  days of treatment under a health benefit plan that does not
  specifically identify a particular therapy or treatment or testing,
  remediation, or other service described by Subsection (a) or (b) is
  void as applied to that therapy, treatment, or service. This
  subsection does not authorize a limitation on the number of days of
  treatment that is otherwise prohibited by state or federal law.
         (c-1)  Notwithstanding Subsection (c), a health benefit plan
  may not limit the number of days of covered post-acute care,
  including any therapy or treatment or rehabilitation, testing,
  remediation, or other service described by Subsections (a) and (b),
  or the number of days of covered inpatient care to the extent that
  the treatment or care is determined to be medically necessary as a
  result of and related to an acquired brain injury. The insured's or
  enrollee's treating physician shall determine whether treatment or
  care is medically necessary for purposes of this subsection in
  consultation with the treatment or care provider, the insured or
  enrollee, and, if appropriate, members of the insured's or
  enrollee's family. The determination is subject to review under
  Section 1352.006.
         (c-2)  A health benefit plan must provide coverage for
  custodial care for an insured or enrollee if custodial care is
  determined to be the appropriate level of care for the insured or
  enrollee as a result of and related to an acquired brain injury.
  Notwithstanding Subsection (c), a health benefit plan may not limit
  the number of days of covered custodial care under this subsection.
  The insured's or enrollee's treating physician shall determine
  whether custodial care is the appropriate level of care for
  purposes of this subsection in consultation with the care provider,
  the insured or enrollee, and, if appropriate, members of the
  insured's or enrollee's family. The determination is subject to
  review under Section 1352.006 as if it were a determination of
  medical necessity.
         (d)  Except as provided by Subsection (c), (c-1), or (c-2), a
  health benefit plan must include the same payment limitations,
  deductibles, copayments, and coinsurance factors for coverage
  required under this chapter as applicable to other similar coverage
  provided under the health benefit plan.
         SECTION 3.  Section 1352.007, Insurance Code, is amended by
  adding Subsections (c), (d), (e), and (f) to read as follows:
         (c)  The issuer of a health benefit plan, including a
  preferred provider benefit plan or health maintenance organization
  plan, that contracts with a hospital to provide services under this
  chapter to insureds and enrollees may not, solely because a
  facility is an assisted living facility, refuse to contract with
  that facility to provide services that are:
               (1)  required under this chapter; and
               (2)  within the scope of the license of the assisted
  living facility.

□ □ □ □ □

* **Problem set**
a) Copy the Insurance Code text starting at "(c-1)  Notwithstanding Subsection (c), a" and ending at "Section 1352.006.", substituting "traumatic brain injury" for "acquired brain injury".
b) According to the Insurance Code text, under which section is the treating physician's determination of medical necessity subject to review?

Document layout analysis listing:

□ □ □ □ □

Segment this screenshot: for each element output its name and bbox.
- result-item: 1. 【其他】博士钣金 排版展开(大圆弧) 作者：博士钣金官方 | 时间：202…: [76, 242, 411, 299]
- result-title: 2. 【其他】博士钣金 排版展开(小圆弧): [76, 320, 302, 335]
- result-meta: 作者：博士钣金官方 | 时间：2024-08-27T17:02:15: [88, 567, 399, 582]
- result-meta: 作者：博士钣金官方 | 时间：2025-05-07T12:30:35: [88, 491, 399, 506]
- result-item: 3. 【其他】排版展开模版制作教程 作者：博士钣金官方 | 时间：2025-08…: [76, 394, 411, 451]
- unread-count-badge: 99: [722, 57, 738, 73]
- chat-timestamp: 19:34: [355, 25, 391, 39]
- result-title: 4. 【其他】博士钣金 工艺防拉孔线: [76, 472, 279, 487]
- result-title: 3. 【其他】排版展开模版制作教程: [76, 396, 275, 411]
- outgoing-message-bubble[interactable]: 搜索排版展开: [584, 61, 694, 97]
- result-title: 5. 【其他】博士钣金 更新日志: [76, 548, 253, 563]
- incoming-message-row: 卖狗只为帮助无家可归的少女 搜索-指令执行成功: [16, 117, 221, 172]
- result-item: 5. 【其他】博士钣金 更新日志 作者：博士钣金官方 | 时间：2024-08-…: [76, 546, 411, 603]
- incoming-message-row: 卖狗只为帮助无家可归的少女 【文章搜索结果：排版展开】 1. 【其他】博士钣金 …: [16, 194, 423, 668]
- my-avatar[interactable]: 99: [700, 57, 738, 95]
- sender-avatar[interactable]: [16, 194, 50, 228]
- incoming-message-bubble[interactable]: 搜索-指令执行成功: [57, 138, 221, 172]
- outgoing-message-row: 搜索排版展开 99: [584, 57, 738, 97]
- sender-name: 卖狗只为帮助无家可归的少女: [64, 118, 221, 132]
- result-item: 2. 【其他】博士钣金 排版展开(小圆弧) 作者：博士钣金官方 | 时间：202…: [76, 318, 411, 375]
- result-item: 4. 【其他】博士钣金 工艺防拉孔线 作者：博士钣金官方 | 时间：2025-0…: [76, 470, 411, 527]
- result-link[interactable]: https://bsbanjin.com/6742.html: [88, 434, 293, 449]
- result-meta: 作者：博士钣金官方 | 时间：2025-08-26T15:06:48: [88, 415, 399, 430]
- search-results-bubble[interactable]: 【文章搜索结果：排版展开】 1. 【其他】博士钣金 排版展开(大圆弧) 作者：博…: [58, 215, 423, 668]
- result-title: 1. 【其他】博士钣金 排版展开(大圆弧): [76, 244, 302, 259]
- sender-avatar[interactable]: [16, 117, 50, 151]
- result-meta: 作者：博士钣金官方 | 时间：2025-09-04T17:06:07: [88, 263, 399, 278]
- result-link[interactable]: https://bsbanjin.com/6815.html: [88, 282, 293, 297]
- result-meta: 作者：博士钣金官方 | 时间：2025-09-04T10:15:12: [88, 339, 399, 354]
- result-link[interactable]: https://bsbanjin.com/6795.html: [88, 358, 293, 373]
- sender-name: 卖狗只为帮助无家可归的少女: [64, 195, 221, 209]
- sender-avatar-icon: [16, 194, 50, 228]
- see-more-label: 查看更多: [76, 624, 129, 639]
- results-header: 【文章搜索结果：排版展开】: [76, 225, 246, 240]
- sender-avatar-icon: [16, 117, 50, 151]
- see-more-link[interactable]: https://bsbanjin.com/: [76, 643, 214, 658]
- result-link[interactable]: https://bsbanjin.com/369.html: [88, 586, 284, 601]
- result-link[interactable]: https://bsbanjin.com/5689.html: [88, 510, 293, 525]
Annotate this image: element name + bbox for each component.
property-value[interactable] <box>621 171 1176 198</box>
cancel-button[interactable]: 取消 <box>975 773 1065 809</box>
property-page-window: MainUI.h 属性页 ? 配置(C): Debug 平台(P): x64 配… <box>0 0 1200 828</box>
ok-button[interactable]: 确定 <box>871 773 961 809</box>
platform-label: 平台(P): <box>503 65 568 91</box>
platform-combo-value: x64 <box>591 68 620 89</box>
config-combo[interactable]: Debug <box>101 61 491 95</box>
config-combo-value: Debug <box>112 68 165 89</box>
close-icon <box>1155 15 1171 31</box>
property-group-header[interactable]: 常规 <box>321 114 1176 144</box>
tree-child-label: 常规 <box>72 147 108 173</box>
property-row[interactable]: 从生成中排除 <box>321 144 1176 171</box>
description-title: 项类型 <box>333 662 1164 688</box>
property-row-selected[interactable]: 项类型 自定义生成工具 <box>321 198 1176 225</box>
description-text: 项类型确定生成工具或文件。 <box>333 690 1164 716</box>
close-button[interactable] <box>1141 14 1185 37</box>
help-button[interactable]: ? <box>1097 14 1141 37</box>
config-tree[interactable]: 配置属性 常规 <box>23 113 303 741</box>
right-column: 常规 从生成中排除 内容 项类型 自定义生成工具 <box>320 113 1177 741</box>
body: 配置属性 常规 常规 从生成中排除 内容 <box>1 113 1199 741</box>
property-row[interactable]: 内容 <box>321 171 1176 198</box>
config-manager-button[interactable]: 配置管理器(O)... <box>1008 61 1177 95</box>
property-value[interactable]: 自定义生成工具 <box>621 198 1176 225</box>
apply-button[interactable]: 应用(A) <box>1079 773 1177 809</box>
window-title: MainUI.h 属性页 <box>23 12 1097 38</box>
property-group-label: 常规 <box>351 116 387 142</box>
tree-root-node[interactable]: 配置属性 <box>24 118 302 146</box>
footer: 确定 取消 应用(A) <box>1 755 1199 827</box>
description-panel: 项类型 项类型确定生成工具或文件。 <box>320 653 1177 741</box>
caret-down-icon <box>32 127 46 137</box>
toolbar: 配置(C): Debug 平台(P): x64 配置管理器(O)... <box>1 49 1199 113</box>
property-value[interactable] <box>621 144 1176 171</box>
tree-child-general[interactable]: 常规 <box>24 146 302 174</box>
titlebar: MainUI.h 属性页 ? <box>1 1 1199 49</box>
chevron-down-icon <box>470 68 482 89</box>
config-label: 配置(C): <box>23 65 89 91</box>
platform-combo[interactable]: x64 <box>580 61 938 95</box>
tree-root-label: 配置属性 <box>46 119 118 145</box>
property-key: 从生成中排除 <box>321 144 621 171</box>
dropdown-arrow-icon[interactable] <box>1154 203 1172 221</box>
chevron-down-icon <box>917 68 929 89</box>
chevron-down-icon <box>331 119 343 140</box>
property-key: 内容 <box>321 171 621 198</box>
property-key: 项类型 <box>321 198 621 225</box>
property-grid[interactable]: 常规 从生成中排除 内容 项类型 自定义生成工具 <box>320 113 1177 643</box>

□ □ □ □ □

* **List of answers**
a)
(c-1)  Notwithstanding Subsection (c), a health benefit plan
  may not limit the number of days of covered post-acute care,
  including any therapy or treatment or rehabilitation, testing,
  remediation, or other service described by Subsections (a) and (b),
  or the number of days of covered inpatient care to the extent that
  the treatment or care is determined to be medically necessary as a
  result of and related to an traumatic brain injury. The insured's or
  enrollee's treating physician shall determine whether treatment or
  care is medically necessary for purposes of this subsection in
  consultation with the treatment or care provider, the insured or
  enrollee, and, if appropriate, members of the insured's or
  enrollee's family. The determination is subject to review under
  Section 1352.006.

b) Section 1352.006